— Begin —

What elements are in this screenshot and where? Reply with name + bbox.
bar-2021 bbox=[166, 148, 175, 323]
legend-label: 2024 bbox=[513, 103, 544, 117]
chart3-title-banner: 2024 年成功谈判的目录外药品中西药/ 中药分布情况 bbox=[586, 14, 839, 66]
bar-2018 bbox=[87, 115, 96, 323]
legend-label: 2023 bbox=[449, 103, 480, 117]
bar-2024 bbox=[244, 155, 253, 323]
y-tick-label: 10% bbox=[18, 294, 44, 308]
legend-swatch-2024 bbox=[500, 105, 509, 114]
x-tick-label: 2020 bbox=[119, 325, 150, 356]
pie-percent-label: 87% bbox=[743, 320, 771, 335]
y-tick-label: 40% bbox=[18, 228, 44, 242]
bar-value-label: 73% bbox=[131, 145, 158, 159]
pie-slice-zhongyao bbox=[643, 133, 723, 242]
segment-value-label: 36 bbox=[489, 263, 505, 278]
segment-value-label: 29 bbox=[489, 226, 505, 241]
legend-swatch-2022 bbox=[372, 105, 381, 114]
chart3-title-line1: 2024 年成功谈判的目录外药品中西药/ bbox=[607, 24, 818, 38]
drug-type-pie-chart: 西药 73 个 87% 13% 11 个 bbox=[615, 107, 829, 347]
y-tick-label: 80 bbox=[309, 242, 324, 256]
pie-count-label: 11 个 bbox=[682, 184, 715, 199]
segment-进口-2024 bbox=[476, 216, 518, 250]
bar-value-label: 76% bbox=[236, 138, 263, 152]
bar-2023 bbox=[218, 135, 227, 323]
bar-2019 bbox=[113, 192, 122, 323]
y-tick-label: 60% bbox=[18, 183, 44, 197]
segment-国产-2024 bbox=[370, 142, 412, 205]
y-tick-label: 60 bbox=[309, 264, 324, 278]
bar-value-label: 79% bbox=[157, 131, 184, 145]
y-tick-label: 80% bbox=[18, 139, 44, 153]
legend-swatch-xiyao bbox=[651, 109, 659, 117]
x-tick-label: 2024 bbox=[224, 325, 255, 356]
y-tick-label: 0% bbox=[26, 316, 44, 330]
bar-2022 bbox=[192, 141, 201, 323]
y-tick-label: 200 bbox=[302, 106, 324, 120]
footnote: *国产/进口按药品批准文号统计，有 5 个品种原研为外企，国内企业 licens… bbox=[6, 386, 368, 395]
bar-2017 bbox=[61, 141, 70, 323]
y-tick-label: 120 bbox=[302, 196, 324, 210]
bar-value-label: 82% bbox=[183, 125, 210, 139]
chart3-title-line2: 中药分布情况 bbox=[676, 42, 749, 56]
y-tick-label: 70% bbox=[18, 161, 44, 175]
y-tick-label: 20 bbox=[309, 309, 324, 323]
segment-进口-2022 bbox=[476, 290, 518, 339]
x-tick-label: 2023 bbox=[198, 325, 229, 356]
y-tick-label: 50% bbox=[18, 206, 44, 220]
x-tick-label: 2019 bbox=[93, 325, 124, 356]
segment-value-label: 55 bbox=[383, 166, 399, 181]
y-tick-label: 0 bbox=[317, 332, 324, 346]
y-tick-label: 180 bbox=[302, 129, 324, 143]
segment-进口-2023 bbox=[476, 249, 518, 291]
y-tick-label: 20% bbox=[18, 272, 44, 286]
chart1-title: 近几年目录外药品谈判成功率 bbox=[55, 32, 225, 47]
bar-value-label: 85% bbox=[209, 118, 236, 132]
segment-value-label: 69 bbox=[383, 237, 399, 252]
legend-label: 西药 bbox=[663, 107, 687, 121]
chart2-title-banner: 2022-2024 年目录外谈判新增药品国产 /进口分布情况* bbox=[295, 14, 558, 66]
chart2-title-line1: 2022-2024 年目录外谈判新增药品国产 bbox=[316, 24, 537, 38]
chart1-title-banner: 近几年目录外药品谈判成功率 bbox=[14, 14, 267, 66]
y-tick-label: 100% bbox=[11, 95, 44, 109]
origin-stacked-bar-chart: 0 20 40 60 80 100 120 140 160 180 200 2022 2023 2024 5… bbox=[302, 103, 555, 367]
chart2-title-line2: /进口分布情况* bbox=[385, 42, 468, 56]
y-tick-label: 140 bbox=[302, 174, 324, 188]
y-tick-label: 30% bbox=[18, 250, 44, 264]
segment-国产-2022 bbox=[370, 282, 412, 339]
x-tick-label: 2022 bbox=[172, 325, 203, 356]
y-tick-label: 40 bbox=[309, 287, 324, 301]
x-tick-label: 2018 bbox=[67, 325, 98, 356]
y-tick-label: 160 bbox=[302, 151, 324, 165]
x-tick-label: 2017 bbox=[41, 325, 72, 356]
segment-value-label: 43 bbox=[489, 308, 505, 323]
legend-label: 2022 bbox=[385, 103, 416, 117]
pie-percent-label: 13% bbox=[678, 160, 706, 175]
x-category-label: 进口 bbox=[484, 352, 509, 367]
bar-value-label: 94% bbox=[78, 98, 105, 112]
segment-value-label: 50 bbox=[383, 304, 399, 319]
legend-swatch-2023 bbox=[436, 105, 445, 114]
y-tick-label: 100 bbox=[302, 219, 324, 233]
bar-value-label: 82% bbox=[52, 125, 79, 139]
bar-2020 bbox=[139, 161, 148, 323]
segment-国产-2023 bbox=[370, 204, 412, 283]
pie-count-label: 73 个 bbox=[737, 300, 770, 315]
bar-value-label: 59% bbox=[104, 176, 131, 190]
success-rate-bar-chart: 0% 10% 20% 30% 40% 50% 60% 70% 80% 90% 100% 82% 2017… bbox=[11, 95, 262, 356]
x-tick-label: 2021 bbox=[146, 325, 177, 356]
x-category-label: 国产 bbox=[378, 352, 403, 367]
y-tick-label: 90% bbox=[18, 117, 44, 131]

— End —

Written problem ▸
Copy every line of the data above word for word, leaving nothing out and changing nothing.

In response ▸
What elements are in this screenshot and where? Reply with name + bbox.
bar-2021 bbox=[166, 148, 175, 323]
legend-label: 2024 bbox=[513, 103, 544, 117]
chart3-title-banner: 2024 年成功谈判的目录外药品中西药/ 中药分布情况 bbox=[586, 14, 839, 66]
bar-2018 bbox=[87, 115, 96, 323]
legend-label: 2023 bbox=[449, 103, 480, 117]
bar-2024 bbox=[244, 155, 253, 323]
y-tick-label: 10% bbox=[18, 294, 44, 308]
legend-swatch-2024 bbox=[500, 105, 509, 114]
x-tick-label: 2020 bbox=[119, 325, 150, 356]
pie-percent-label: 87% bbox=[743, 320, 771, 335]
y-tick-label: 40% bbox=[18, 228, 44, 242]
bar-value-label: 73% bbox=[131, 145, 158, 159]
pie-slice-zhongyao bbox=[643, 133, 723, 242]
segment-value-label: 36 bbox=[489, 263, 505, 278]
segment-value-label: 29 bbox=[489, 226, 505, 241]
legend-swatch-2022 bbox=[372, 105, 381, 114]
chart3-title-line1: 2024 年成功谈判的目录外药品中西药/ bbox=[607, 24, 818, 38]
drug-type-pie-chart: 西药 73 个 87% 13% 11 个 bbox=[615, 107, 829, 347]
y-tick-label: 80 bbox=[309, 242, 324, 256]
pie-count-label: 11 个 bbox=[682, 184, 715, 199]
segment-进口-2024 bbox=[476, 216, 518, 250]
bar-value-label: 76% bbox=[236, 138, 263, 152]
bar-2023 bbox=[218, 135, 227, 323]
bar-2019 bbox=[113, 192, 122, 323]
y-tick-label: 60% bbox=[18, 183, 44, 197]
segment-国产-2024 bbox=[370, 142, 412, 205]
y-tick-label: 60 bbox=[309, 264, 324, 278]
bar-value-label: 79% bbox=[157, 131, 184, 145]
y-tick-label: 80% bbox=[18, 139, 44, 153]
legend-swatch-xiyao bbox=[651, 109, 659, 117]
x-tick-label: 2024 bbox=[224, 325, 255, 356]
y-tick-label: 0% bbox=[26, 316, 44, 330]
bar-2022 bbox=[192, 141, 201, 323]
y-tick-label: 200 bbox=[302, 106, 324, 120]
footnote: *国产/进口按药品批准文号统计，有 5 个品种原研为外企，国内企业 licens… bbox=[6, 386, 368, 395]
bar-2017 bbox=[61, 141, 70, 323]
y-tick-label: 120 bbox=[302, 196, 324, 210]
bar-value-label: 82% bbox=[183, 125, 210, 139]
chart3-title-line2: 中药分布情况 bbox=[676, 42, 749, 56]
y-tick-label: 70% bbox=[18, 161, 44, 175]
y-tick-label: 20 bbox=[309, 309, 324, 323]
segment-进口-2022 bbox=[476, 290, 518, 339]
x-tick-label: 2023 bbox=[198, 325, 229, 356]
y-tick-label: 50% bbox=[18, 206, 44, 220]
x-tick-label: 2019 bbox=[93, 325, 124, 356]
segment-value-label: 55 bbox=[383, 166, 399, 181]
y-tick-label: 0 bbox=[317, 332, 324, 346]
y-tick-label: 180 bbox=[302, 129, 324, 143]
segment-进口-2023 bbox=[476, 249, 518, 291]
y-tick-label: 20% bbox=[18, 272, 44, 286]
chart1-title: 近几年目录外药品谈判成功率 bbox=[55, 32, 225, 47]
bar-value-label: 85% bbox=[209, 118, 236, 132]
segment-value-label: 69 bbox=[383, 237, 399, 252]
legend-label: 西药 bbox=[663, 107, 687, 121]
chart2-title-banner: 2022-2024 年目录外谈判新增药品国产 /进口分布情况* bbox=[295, 14, 558, 66]
chart2-title-line1: 2022-2024 年目录外谈判新增药品国产 bbox=[316, 24, 537, 38]
chart1-title-banner: 近几年目录外药品谈判成功率 bbox=[14, 14, 267, 66]
y-tick-label: 100% bbox=[11, 95, 44, 109]
origin-stacked-bar-chart: 0 20 40 60 80 100 120 140 160 180 200 2022 2023 2024 5… bbox=[302, 103, 555, 367]
chart2-title-line2: /进口分布情况* bbox=[385, 42, 468, 56]
y-tick-label: 140 bbox=[302, 174, 324, 188]
y-tick-label: 30% bbox=[18, 250, 44, 264]
segment-国产-2022 bbox=[370, 282, 412, 339]
x-tick-label: 2022 bbox=[172, 325, 203, 356]
y-tick-label: 40 bbox=[309, 287, 324, 301]
x-tick-label: 2018 bbox=[67, 325, 98, 356]
y-tick-label: 160 bbox=[302, 151, 324, 165]
x-tick-label: 2017 bbox=[41, 325, 72, 356]
segment-value-label: 43 bbox=[489, 308, 505, 323]
legend-label: 2022 bbox=[385, 103, 416, 117]
pie-percent-label: 13% bbox=[678, 160, 706, 175]
x-category-label: 进口 bbox=[484, 352, 509, 367]
bar-value-label: 94% bbox=[78, 98, 105, 112]
segment-value-label: 50 bbox=[383, 304, 399, 319]
legend-swatch-2023 bbox=[436, 105, 445, 114]
y-tick-label: 100 bbox=[302, 219, 324, 233]
bar-value-label: 82% bbox=[52, 125, 79, 139]
bar-2020 bbox=[139, 161, 148, 323]
segment-国产-2023 bbox=[370, 204, 412, 283]
pie-count-label: 73 个 bbox=[737, 300, 770, 315]
bar-value-label: 59% bbox=[104, 176, 131, 190]
success-rate-bar-chart: 0% 10% 20% 30% 40% 50% 60% 70% 80% 90% 100% 82% 2017… bbox=[11, 95, 262, 356]
x-tick-label: 2021 bbox=[146, 325, 177, 356]
x-category-label: 国产 bbox=[378, 352, 403, 367]
y-tick-label: 90% bbox=[18, 117, 44, 131]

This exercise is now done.